▸ YOUR OBJECTIVE
Omit all images. Write out the rest of the material exactly.

[Data excerpts]
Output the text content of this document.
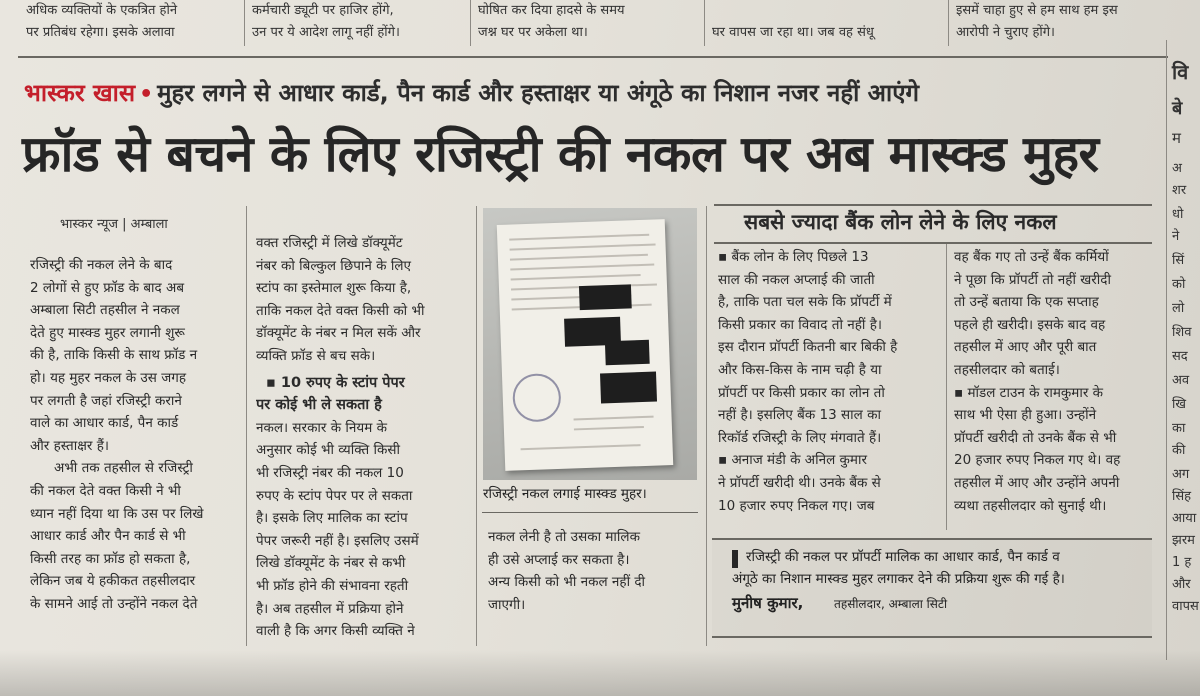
अधिक व्यक्तियों के एकत्रित होने
पर प्रतिबंध रहेगा। इसके अलावा
कर्मचारी ड्यूटी पर हाजिर होंगे,
उन पर ये आदेश लागू नहीं होंगे।
घोषित कर दिया हादसे के समय
जश्न घर पर अकेला था।	घर वापस जा रहा था। जब वह संधू
इसमें चाहा हुए से हम साथ हम इस
आरोपी ने चुराए होंगे।
भास्कर खास • मुहर लगने से आधार कार्ड, पैन कार्ड और हस्ताक्षर या अंगूठे का निशान नजर नहीं आएंगे
फ्रॉड से बचने के लिए रजिस्ट्री की नकल पर अब मास्क्ड मुहर
भास्कर न्यूज | अम्बाला
रजिस्ट्री की नकल लेने के बाद
2 लोगों से हुए फ्रॉड के बाद अब
अम्बाला सिटी तहसील ने नकल
देते हुए मास्क्ड मुहर लगानी शुरू
की है, ताकि किसी के साथ फ्रॉड न
हो। यह मुहर नकल के उस जगह
पर लगती है जहां रजिस्ट्री कराने
वाले का आधार कार्ड, पैन कार्ड
और हस्ताक्षर हैं।
अभी तक तहसील से रजिस्ट्री
की नकल देते वक्त किसी ने भी
ध्यान नहीं दिया था कि उस पर लिखे
आधार कार्ड और पैन कार्ड से भी
किसी तरह का फ्रॉड हो सकता है,
लेकिन जब ये हकीकत तहसीलदार
के सामने आई तो उन्होंने नकल देते
वक्त रजिस्ट्री में लिखे डॉक्यूमेंट
नंबर को बिल्कुल छिपाने के लिए
स्टांप का इस्तेमाल शुरू किया है,
ताकि नकल देते वक्त किसी को भी
डॉक्यूमेंट के नंबर न मिल सकें और
व्यक्ति फ्रॉड से बच सके।
▪ 10 रुपए के स्टांप पेपर
पर कोई भी ले सकता है
नकल। सरकार के नियम के
अनुसार कोई भी व्यक्ति किसी
भी रजिस्ट्री नंबर की नकल 10
रुपए के स्टांप पेपर पर ले सकता
है। इसके लिए मालिक का स्टांप
पेपर जरूरी नहीं है। इसलिए उसमें
लिखे डॉक्यूमेंट के नंबर से कभी
भी फ्रॉड होने की संभावना रहती
है। अब तहसील में प्रक्रिया होने
वाली है कि अगर किसी व्यक्ति ने
रजिस्ट्री नकल लगाई मास्क्ड मुहर।
नकल लेनी है तो उसका मालिक
ही उसे अप्लाई कर सकता है।
अन्य किसी को भी नकल नहीं दी
जाएगी।
सबसे ज्यादा बैंक लोन लेने के लिए नकल
▪ बैंक लोन के लिए पिछले 13
साल की नकल अप्लाई की जाती
है, ताकि पता चल सके कि प्रॉपर्टी में
किसी प्रकार का विवाद तो नहीं है।
इस दौरान प्रॉपर्टी कितनी बार बिकी है
और किस-किस के नाम चढ़ी है या
प्रॉपर्टी पर किसी प्रकार का लोन तो
नहीं है। इसलिए बैंक 13 साल का
रिकॉर्ड रजिस्ट्री के लिए मंगवाते हैं।
▪ अनाज मंडी के अनिल कुमार
ने प्रॉपर्टी खरीदी थी। उनके बैंक से
10 हजार रुपए निकल गए। जब
वह बैंक गए तो उन्हें बैंक कर्मियों
ने पूछा कि प्रॉपर्टी तो नहीं खरीदी
तो उन्हें बताया कि एक सप्ताह
पहले ही खरीदी। इसके बाद वह
तहसील में आए और पूरी बात
तहसीलदार को बताई।
▪ मॉडल टाउन के रामकुमार के
साथ भी ऐसा ही हुआ। उन्होंने
प्रॉपर्टी खरीदी तो उनके बैंक से भी
20 हजार रुपए निकल गए थे। वह
तहसील में आए और उन्होंने अपनी
व्यथा तहसीलदार को सुनाई थी।
रजिस्ट्री की नकल पर प्रॉपर्टी मालिक का आधार कार्ड, पैन कार्ड व
अंगूठे का निशान मास्क्ड मुहर लगाकर देने की प्रक्रिया शुरू की गई है।
मुनीष कुमार,	तहसीलदार, अम्बाला सिटी
वि
बे
म
अ
शर
धो
ने
सिं
को
लो
शिव
सद
अव
खि
का
की
अग
सिंह
आया
झरम
1 ह
और
वापस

▸ RESULT OF THIS EXERCISE
Output the text content of this document.
अधिक व्यक्तियों के एकत्रित होने
पर प्रतिबंध रहेगा। इसके अलावा
कर्मचारी ड्यूटी पर हाजिर होंगे,
उन पर ये आदेश लागू नहीं होंगे।
घोषित कर दिया हादसे के समय
जश्न घर पर अकेला था।	घर वापस जा रहा था। जब वह संधू
इसमें चाहा हुए से हम साथ हम इस
आरोपी ने चुराए होंगे।
भास्कर खास • मुहर लगने से आधार कार्ड, पैन कार्ड और हस्ताक्षर या अंगूठे का निशान नजर नहीं आएंगे
फ्रॉड से बचने के लिए रजिस्ट्री की नकल पर अब मास्क्ड मुहर
भास्कर न्यूज | अम्बाला
रजिस्ट्री की नकल लेने के बाद
2 लोगों से हुए फ्रॉड के बाद अब
अम्बाला सिटी तहसील ने नकल
देते हुए मास्क्ड मुहर लगानी शुरू
की है, ताकि किसी के साथ फ्रॉड न
हो। यह मुहर नकल के उस जगह
पर लगती है जहां रजिस्ट्री कराने
वाले का आधार कार्ड, पैन कार्ड
और हस्ताक्षर हैं।
अभी तक तहसील से रजिस्ट्री
की नकल देते वक्त किसी ने भी
ध्यान नहीं दिया था कि उस पर लिखे
आधार कार्ड और पैन कार्ड से भी
किसी तरह का फ्रॉड हो सकता है,
लेकिन जब ये हकीकत तहसीलदार
के सामने आई तो उन्होंने नकल देते
वक्त रजिस्ट्री में लिखे डॉक्यूमेंट
नंबर को बिल्कुल छिपाने के लिए
स्टांप का इस्तेमाल शुरू किया है,
ताकि नकल देते वक्त किसी को भी
डॉक्यूमेंट के नंबर न मिल सकें और
व्यक्ति फ्रॉड से बच सके।
▪ 10 रुपए के स्टांप पेपर
पर कोई भी ले सकता है
नकल। सरकार के नियम के
अनुसार कोई भी व्यक्ति किसी
भी रजिस्ट्री नंबर की नकल 10
रुपए के स्टांप पेपर पर ले सकता
है। इसके लिए मालिक का स्टांप
पेपर जरूरी नहीं है। इसलिए उसमें
लिखे डॉक्यूमेंट के नंबर से कभी
भी फ्रॉड होने की संभावना रहती
है। अब तहसील में प्रक्रिया होने
वाली है कि अगर किसी व्यक्ति ने
रजिस्ट्री नकल लगाई मास्क्ड मुहर।
नकल लेनी है तो उसका मालिक
ही उसे अप्लाई कर सकता है।
अन्य किसी को भी नकल नहीं दी
जाएगी।
सबसे ज्यादा बैंक लोन लेने के लिए नकल
▪ बैंक लोन के लिए पिछले 13
साल की नकल अप्लाई की जाती
है, ताकि पता चल सके कि प्रॉपर्टी में
किसी प्रकार का विवाद तो नहीं है।
इस दौरान प्रॉपर्टी कितनी बार बिकी है
और किस-किस के नाम चढ़ी है या
प्रॉपर्टी पर किसी प्रकार का लोन तो
नहीं है। इसलिए बैंक 13 साल का
रिकॉर्ड रजिस्ट्री के लिए मंगवाते हैं।
▪ अनाज मंडी के अनिल कुमार
ने प्रॉपर्टी खरीदी थी। उनके बैंक से
10 हजार रुपए निकल गए। जब
वह बैंक गए तो उन्हें बैंक कर्मियों
ने पूछा कि प्रॉपर्टी तो नहीं खरीदी
तो उन्हें बताया कि एक सप्ताह
पहले ही खरीदी। इसके बाद वह
तहसील में आए और पूरी बात
तहसीलदार को बताई।
▪ मॉडल टाउन के रामकुमार के
साथ भी ऐसा ही हुआ। उन्होंने
प्रॉपर्टी खरीदी तो उनके बैंक से भी
20 हजार रुपए निकल गए थे। वह
तहसील में आए और उन्होंने अपनी
व्यथा तहसीलदार को सुनाई थी।
रजिस्ट्री की नकल पर प्रॉपर्टी मालिक का आधार कार्ड, पैन कार्ड व
अंगूठे का निशान मास्क्ड मुहर लगाकर देने की प्रक्रिया शुरू की गई है।
मुनीष कुमार,	तहसीलदार, अम्बाला सिटी
वि
बे
म
अ
शर
धो
ने
सिं
को
लो
शिव
सद
अव
खि
का
की
अग
सिंह
आया
झरम
1 ह
और
वापस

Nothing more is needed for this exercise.